-- WHAT IS ASKED --
Transcribe everything in the data word for word. Pictures are left out.

-- INFORMATION SUPPLIED --

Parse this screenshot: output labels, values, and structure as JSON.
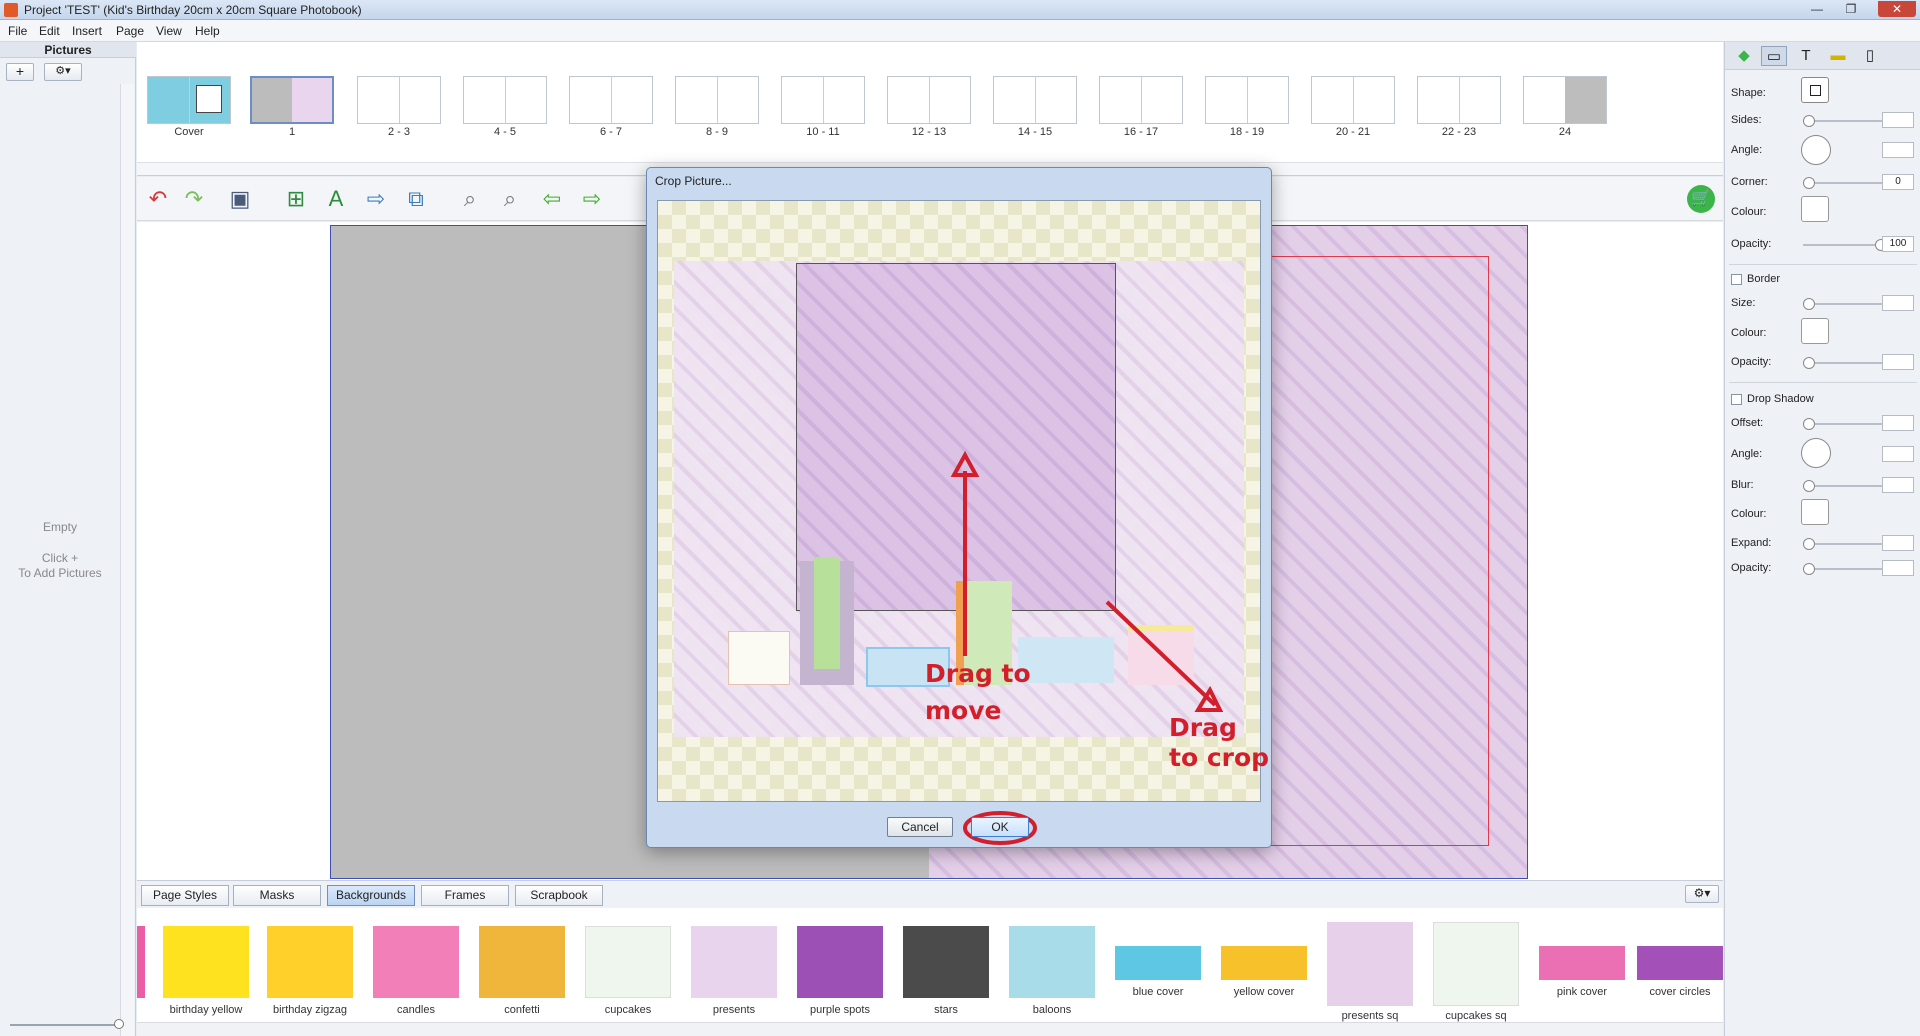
{
  "window": {
    "title": "Project 'TEST' (Kid's Birthday 20cm x 20cm Square Photobook)",
    "min": "—",
    "max": "❐",
    "close": "✕"
  },
  "menu": [
    "File",
    "Edit",
    "Insert",
    "Page",
    "View",
    "Help"
  ],
  "left_panel": {
    "header": "Pictures",
    "add_button": "+",
    "gear_button": "⚙▾",
    "empty_text": "Empty",
    "hint_line1": "Click +",
    "hint_line2": "To Add Pictures"
  },
  "pages": [
    {
      "label": "Cover"
    },
    {
      "label": "1"
    },
    {
      "label": "2 - 3"
    },
    {
      "label": "4 - 5"
    },
    {
      "label": "6 - 7"
    },
    {
      "label": "8 - 9"
    },
    {
      "label": "10 - 11"
    },
    {
      "label": "12 - 13"
    },
    {
      "label": "14 - 15"
    },
    {
      "label": "16 - 17"
    },
    {
      "label": "18 - 19"
    },
    {
      "label": "20 - 21"
    },
    {
      "label": "22 - 23"
    },
    {
      "label": "24"
    }
  ],
  "toolbar_icons": [
    "undo-icon",
    "redo-icon",
    "save-icon",
    "add-picture-icon",
    "add-text-icon",
    "export-icon",
    "duplicate-icon",
    "zoom-out-icon",
    "zoom-in-icon",
    "previous-page-icon",
    "next-page-icon",
    "cart-icon"
  ],
  "background_tabs": [
    {
      "label": "Page Styles",
      "active": false
    },
    {
      "label": "Masks",
      "active": false
    },
    {
      "label": "Backgrounds",
      "active": true
    },
    {
      "label": "Frames",
      "active": false
    },
    {
      "label": "Scrapbook",
      "active": false
    }
  ],
  "backgrounds": [
    {
      "label": "birthday yellow",
      "color": "#ffe21f"
    },
    {
      "label": "birthday zigzag",
      "color": "#ffcf2a"
    },
    {
      "label": "candles",
      "color": "#f27fb8"
    },
    {
      "label": "confetti",
      "color": "#f0b63b"
    },
    {
      "label": "cupcakes",
      "color": "#eef6ee"
    },
    {
      "label": "presents",
      "color": "#e8d4ec"
    },
    {
      "label": "purple spots",
      "color": "#9c4fb5"
    },
    {
      "label": "stars",
      "color": "#4b4b4b"
    },
    {
      "label": "baloons",
      "color": "#a8dce9"
    },
    {
      "label": "blue cover",
      "color": "#5ec7e3"
    },
    {
      "label": "yellow cover",
      "color": "#f6c12b"
    },
    {
      "label": "presents sq",
      "color": "#e6d0ea"
    },
    {
      "label": "cupcakes sq",
      "color": "#eef6ee"
    },
    {
      "label": "pink cover",
      "color": "#ea6fb3"
    },
    {
      "label": "cover circles",
      "color": "#a351b8"
    }
  ],
  "right_panel": {
    "shape_label": "Shape:",
    "sides_label": "Sides:",
    "angle_label": "Angle:",
    "corner_label": "Corner:",
    "corner_value": "0",
    "colour_label": "Colour:",
    "opacity_label": "Opacity:",
    "opacity_value": "100",
    "border_label": "Border",
    "size_label": "Size:",
    "border_colour_label": "Colour:",
    "border_opacity_label": "Opacity:",
    "shadow_label": "Drop Shadow",
    "offset_label": "Offset:",
    "shadow_angle_label": "Angle:",
    "blur_label": "Blur:",
    "shadow_colour_label": "Colour:",
    "expand_label": "Expand:",
    "shadow_opacity_label": "Opacity:"
  },
  "dialog": {
    "title": "Crop Picture...",
    "cancel": "Cancel",
    "ok": "OK"
  },
  "annotations": {
    "move_line1": "Drag to",
    "move_line2": "move",
    "crop": "Drag to crop"
  },
  "colors": {
    "annotation_red": "#d21f2b",
    "page_purple": "#e6d3ec"
  }
}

-- THE RESULT --
Parse this screenshot: output labels, values, and structure as JSON.
{
  "window": {
    "title": "Project 'TEST' (Kid's Birthday 20cm x 20cm Square Photobook)",
    "min": "—",
    "max": "❐",
    "close": "✕"
  },
  "menu": [
    "File",
    "Edit",
    "Insert",
    "Page",
    "View",
    "Help"
  ],
  "left_panel": {
    "header": "Pictures",
    "add_button": "+",
    "gear_button": "⚙▾",
    "empty_text": "Empty",
    "hint_line1": "Click +",
    "hint_line2": "To Add Pictures"
  },
  "pages": [
    {
      "label": "Cover"
    },
    {
      "label": "1"
    },
    {
      "label": "2 - 3"
    },
    {
      "label": "4 - 5"
    },
    {
      "label": "6 - 7"
    },
    {
      "label": "8 - 9"
    },
    {
      "label": "10 - 11"
    },
    {
      "label": "12 - 13"
    },
    {
      "label": "14 - 15"
    },
    {
      "label": "16 - 17"
    },
    {
      "label": "18 - 19"
    },
    {
      "label": "20 - 21"
    },
    {
      "label": "22 - 23"
    },
    {
      "label": "24"
    }
  ],
  "toolbar_icons": [
    "undo-icon",
    "redo-icon",
    "save-icon",
    "add-picture-icon",
    "add-text-icon",
    "export-icon",
    "duplicate-icon",
    "zoom-out-icon",
    "zoom-in-icon",
    "previous-page-icon",
    "next-page-icon",
    "cart-icon"
  ],
  "background_tabs": [
    {
      "label": "Page Styles",
      "active": false
    },
    {
      "label": "Masks",
      "active": false
    },
    {
      "label": "Backgrounds",
      "active": true
    },
    {
      "label": "Frames",
      "active": false
    },
    {
      "label": "Scrapbook",
      "active": false
    }
  ],
  "backgrounds": [
    {
      "label": "birthday yellow",
      "color": "#ffe21f"
    },
    {
      "label": "birthday zigzag",
      "color": "#ffcf2a"
    },
    {
      "label": "candles",
      "color": "#f27fb8"
    },
    {
      "label": "confetti",
      "color": "#f0b63b"
    },
    {
      "label": "cupcakes",
      "color": "#eef6ee"
    },
    {
      "label": "presents",
      "color": "#e8d4ec"
    },
    {
      "label": "purple spots",
      "color": "#9c4fb5"
    },
    {
      "label": "stars",
      "color": "#4b4b4b"
    },
    {
      "label": "baloons",
      "color": "#a8dce9"
    },
    {
      "label": "blue cover",
      "color": "#5ec7e3"
    },
    {
      "label": "yellow cover",
      "color": "#f6c12b"
    },
    {
      "label": "presents sq",
      "color": "#e6d0ea"
    },
    {
      "label": "cupcakes sq",
      "color": "#eef6ee"
    },
    {
      "label": "pink cover",
      "color": "#ea6fb3"
    },
    {
      "label": "cover circles",
      "color": "#a351b8"
    }
  ],
  "right_panel": {
    "shape_label": "Shape:",
    "sides_label": "Sides:",
    "angle_label": "Angle:",
    "corner_label": "Corner:",
    "corner_value": "0",
    "colour_label": "Colour:",
    "opacity_label": "Opacity:",
    "opacity_value": "100",
    "border_label": "Border",
    "size_label": "Size:",
    "border_colour_label": "Colour:",
    "border_opacity_label": "Opacity:",
    "shadow_label": "Drop Shadow",
    "offset_label": "Offset:",
    "shadow_angle_label": "Angle:",
    "blur_label": "Blur:",
    "shadow_colour_label": "Colour:",
    "expand_label": "Expand:",
    "shadow_opacity_label": "Opacity:"
  },
  "dialog": {
    "title": "Crop Picture...",
    "cancel": "Cancel",
    "ok": "OK"
  },
  "annotations": {
    "move_line1": "Drag to",
    "move_line2": "move",
    "crop": "Drag to crop"
  },
  "colors": {
    "annotation_red": "#d21f2b",
    "page_purple": "#e6d3ec"
  }
}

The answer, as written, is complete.